Collected data entries:
──────────
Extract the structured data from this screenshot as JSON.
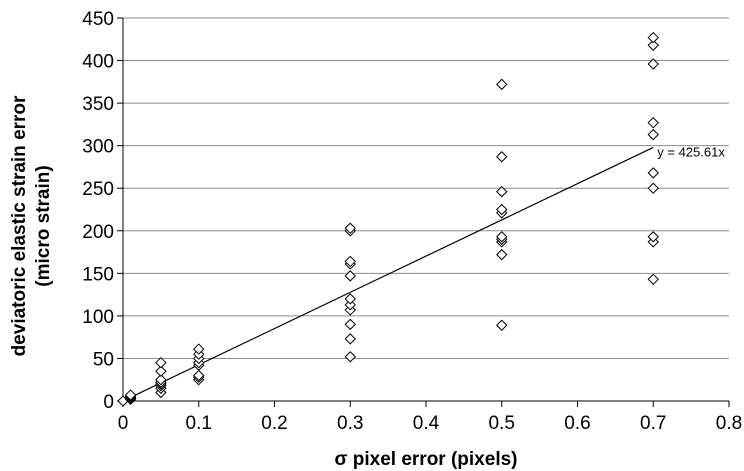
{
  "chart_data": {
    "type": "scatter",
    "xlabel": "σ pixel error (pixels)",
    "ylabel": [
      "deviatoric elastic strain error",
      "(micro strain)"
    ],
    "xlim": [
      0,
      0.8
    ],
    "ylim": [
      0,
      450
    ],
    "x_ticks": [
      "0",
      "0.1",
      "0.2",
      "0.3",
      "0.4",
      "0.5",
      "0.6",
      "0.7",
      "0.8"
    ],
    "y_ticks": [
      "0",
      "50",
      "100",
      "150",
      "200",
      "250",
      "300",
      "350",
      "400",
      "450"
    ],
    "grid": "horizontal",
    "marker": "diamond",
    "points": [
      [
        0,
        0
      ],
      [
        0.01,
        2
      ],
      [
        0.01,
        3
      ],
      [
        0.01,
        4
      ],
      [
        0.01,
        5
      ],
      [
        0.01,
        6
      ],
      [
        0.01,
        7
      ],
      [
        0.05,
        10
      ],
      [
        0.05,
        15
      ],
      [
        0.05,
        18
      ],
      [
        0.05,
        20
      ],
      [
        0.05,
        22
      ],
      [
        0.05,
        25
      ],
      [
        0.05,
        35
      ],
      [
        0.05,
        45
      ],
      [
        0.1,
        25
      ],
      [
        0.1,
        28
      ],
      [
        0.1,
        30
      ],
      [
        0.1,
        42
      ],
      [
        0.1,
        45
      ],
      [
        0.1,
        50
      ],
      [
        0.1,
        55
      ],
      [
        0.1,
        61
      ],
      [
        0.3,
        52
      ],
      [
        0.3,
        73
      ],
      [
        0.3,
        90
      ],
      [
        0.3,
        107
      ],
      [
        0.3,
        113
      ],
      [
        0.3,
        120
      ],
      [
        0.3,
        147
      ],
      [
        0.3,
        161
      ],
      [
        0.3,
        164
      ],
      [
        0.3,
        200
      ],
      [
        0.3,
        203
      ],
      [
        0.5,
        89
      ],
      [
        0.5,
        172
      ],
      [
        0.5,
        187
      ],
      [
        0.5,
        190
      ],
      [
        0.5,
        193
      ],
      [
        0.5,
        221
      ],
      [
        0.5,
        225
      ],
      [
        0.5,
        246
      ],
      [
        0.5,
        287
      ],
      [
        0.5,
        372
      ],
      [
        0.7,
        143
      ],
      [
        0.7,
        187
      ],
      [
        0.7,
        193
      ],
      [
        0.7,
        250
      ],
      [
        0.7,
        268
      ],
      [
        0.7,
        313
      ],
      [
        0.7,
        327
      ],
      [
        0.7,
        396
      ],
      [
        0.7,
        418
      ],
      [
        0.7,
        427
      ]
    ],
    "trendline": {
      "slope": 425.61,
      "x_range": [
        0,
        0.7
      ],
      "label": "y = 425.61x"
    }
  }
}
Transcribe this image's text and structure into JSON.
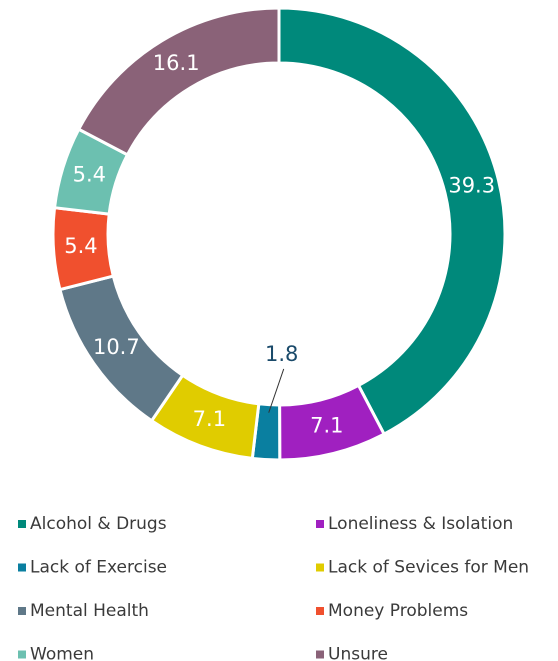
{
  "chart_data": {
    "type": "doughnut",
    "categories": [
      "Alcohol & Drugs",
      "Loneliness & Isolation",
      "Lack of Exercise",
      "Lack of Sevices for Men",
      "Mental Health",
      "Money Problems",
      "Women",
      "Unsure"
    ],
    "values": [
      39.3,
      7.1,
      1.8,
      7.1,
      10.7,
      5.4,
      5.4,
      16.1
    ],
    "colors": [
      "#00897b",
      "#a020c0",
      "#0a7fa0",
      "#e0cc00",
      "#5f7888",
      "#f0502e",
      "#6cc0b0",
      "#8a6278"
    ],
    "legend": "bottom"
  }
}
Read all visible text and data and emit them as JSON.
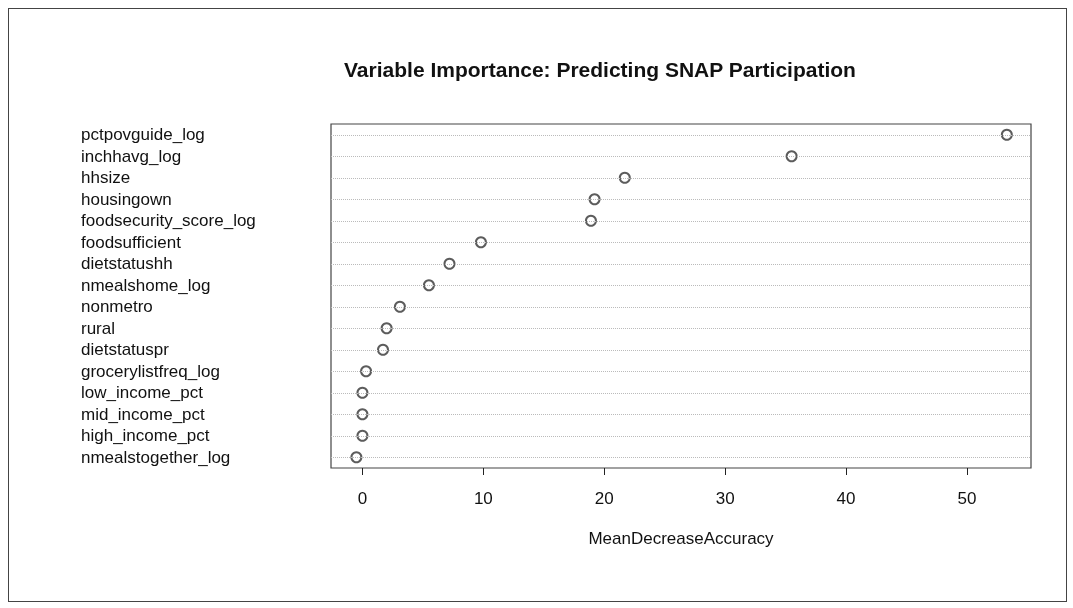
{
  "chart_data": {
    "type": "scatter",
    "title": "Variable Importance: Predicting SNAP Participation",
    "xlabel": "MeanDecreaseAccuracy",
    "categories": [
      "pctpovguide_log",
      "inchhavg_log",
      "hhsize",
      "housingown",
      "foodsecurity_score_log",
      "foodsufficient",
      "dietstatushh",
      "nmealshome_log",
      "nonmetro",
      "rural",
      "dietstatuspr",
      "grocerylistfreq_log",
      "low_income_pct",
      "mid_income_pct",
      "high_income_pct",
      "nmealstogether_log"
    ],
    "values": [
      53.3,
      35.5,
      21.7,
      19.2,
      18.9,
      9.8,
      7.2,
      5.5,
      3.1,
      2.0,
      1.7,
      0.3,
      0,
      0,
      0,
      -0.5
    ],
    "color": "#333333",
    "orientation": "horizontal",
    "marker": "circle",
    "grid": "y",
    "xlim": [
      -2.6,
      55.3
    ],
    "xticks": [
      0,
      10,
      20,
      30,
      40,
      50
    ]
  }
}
──────────
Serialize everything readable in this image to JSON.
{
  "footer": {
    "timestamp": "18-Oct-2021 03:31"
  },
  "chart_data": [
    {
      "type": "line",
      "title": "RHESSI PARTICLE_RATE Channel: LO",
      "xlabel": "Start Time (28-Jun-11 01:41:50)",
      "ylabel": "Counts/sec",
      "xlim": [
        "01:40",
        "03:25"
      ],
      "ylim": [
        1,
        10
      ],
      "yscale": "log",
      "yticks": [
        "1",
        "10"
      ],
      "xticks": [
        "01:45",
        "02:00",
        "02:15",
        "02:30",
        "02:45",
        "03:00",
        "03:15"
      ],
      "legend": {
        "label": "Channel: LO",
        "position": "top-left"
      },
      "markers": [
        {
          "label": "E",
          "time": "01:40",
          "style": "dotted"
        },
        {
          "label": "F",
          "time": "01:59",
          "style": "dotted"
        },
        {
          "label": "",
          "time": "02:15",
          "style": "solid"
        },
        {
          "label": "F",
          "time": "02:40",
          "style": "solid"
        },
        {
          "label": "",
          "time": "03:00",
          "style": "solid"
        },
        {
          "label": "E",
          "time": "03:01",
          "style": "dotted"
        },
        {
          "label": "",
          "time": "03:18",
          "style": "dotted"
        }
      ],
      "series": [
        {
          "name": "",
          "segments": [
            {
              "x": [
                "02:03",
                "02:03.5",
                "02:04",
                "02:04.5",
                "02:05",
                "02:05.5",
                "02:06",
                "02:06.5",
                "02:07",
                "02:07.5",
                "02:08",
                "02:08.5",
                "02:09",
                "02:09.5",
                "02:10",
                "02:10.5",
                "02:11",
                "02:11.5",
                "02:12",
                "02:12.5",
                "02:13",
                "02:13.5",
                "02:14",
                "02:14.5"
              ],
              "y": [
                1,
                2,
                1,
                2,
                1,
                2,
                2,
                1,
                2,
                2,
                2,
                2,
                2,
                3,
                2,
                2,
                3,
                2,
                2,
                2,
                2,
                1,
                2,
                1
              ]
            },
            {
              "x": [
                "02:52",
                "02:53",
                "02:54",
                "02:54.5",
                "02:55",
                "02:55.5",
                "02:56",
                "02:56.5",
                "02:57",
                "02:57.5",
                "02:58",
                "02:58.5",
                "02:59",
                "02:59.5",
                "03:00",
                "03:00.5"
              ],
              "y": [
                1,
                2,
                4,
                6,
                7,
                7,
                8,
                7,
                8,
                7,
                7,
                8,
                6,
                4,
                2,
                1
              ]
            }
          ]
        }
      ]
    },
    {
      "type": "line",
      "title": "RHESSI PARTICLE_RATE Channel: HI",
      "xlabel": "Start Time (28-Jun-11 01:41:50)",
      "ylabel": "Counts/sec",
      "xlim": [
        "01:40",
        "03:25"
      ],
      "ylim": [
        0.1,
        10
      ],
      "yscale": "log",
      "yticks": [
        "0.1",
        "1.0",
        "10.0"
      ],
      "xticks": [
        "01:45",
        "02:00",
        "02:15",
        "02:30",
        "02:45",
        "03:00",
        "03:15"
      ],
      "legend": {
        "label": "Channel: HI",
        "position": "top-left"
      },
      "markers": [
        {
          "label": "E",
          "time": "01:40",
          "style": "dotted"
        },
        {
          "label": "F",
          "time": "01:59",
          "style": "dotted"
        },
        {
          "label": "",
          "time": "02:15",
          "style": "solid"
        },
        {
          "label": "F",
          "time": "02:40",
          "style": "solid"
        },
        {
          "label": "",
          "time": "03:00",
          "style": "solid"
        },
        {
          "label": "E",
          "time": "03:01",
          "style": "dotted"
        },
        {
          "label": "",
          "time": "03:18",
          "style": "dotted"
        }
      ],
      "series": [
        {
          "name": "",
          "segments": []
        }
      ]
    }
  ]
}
──────────
- _PROBLEM TO SOLVE_
Gather all lines where the word "JSON" appears.

- _SOLUTION FOR THIS TASK_
Extract the structured data from this screenshot as JSON.
Transcribe this image's text and structure into JSON.
Read all visible text and data and emit them as JSON.
Serialize everything readable in this image to JSON.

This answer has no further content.